DATASET RECORDS.

────────────────────────────────────────

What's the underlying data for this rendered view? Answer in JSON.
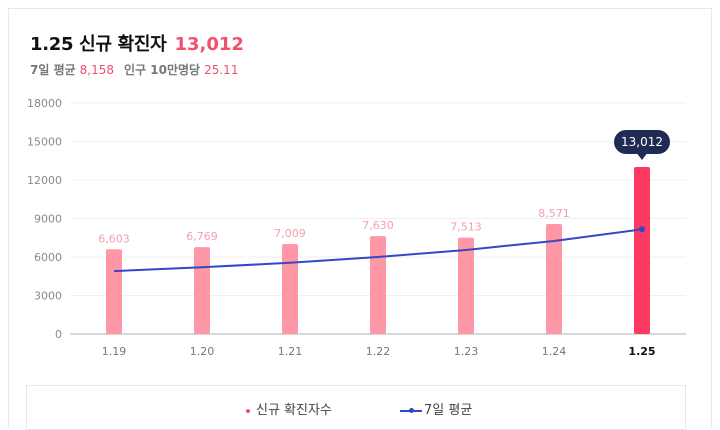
{
  "header": {
    "title": "1.25 신규 확진자",
    "total": "13,012",
    "avg_label": "7일 평균",
    "avg_value": "8,158",
    "per_label": "인구 10만명당",
    "per_value": "25.11"
  },
  "legend": {
    "bar_label": "신규 확진자수",
    "line_label": "7일 평균"
  },
  "colors": {
    "bar": "#ff97a6",
    "bar_highlight": "#fc3a5f",
    "line": "#3248c6",
    "label": "#f0a0ad",
    "tooltip_bg": "#1f2b52"
  },
  "chart_data": {
    "type": "bar",
    "categories": [
      "1.19",
      "1.20",
      "1.21",
      "1.22",
      "1.23",
      "1.24",
      "1.25"
    ],
    "series": [
      {
        "name": "신규 확진자수",
        "values": [
          6603,
          6769,
          7009,
          7630,
          7513,
          8571,
          13012
        ]
      },
      {
        "name": "7일 평균",
        "values": [
          4900,
          5200,
          5550,
          6000,
          6550,
          7250,
          8158
        ]
      }
    ],
    "data_labels": [
      "6,603",
      "6,769",
      "7,009",
      "7,630",
      "7,513",
      "8,571",
      "13,012"
    ],
    "highlight_index": 6,
    "yticks": [
      0,
      3000,
      6000,
      9000,
      12000,
      15000,
      18000
    ],
    "ylim": [
      0,
      18000
    ],
    "grid": true
  }
}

────────────────────────────────────────

WHAT IS REQUIRED. Copy out all the data without changing anything, and drop the pictures.

FULL SOLUTION.
What's the underlying data for this rendered view? Answer in JSON.
{
  "header": {
    "title": "1.25 신규 확진자",
    "total": "13,012",
    "avg_label": "7일 평균",
    "avg_value": "8,158",
    "per_label": "인구 10만명당",
    "per_value": "25.11"
  },
  "legend": {
    "bar_label": "신규 확진자수",
    "line_label": "7일 평균"
  },
  "colors": {
    "bar": "#ff97a6",
    "bar_highlight": "#fc3a5f",
    "line": "#3248c6",
    "label": "#f0a0ad",
    "tooltip_bg": "#1f2b52"
  },
  "chart_data": {
    "type": "bar",
    "categories": [
      "1.19",
      "1.20",
      "1.21",
      "1.22",
      "1.23",
      "1.24",
      "1.25"
    ],
    "series": [
      {
        "name": "신규 확진자수",
        "values": [
          6603,
          6769,
          7009,
          7630,
          7513,
          8571,
          13012
        ]
      },
      {
        "name": "7일 평균",
        "values": [
          4900,
          5200,
          5550,
          6000,
          6550,
          7250,
          8158
        ]
      }
    ],
    "data_labels": [
      "6,603",
      "6,769",
      "7,009",
      "7,630",
      "7,513",
      "8,571",
      "13,012"
    ],
    "highlight_index": 6,
    "yticks": [
      0,
      3000,
      6000,
      9000,
      12000,
      15000,
      18000
    ],
    "ylim": [
      0,
      18000
    ],
    "grid": true
  }
}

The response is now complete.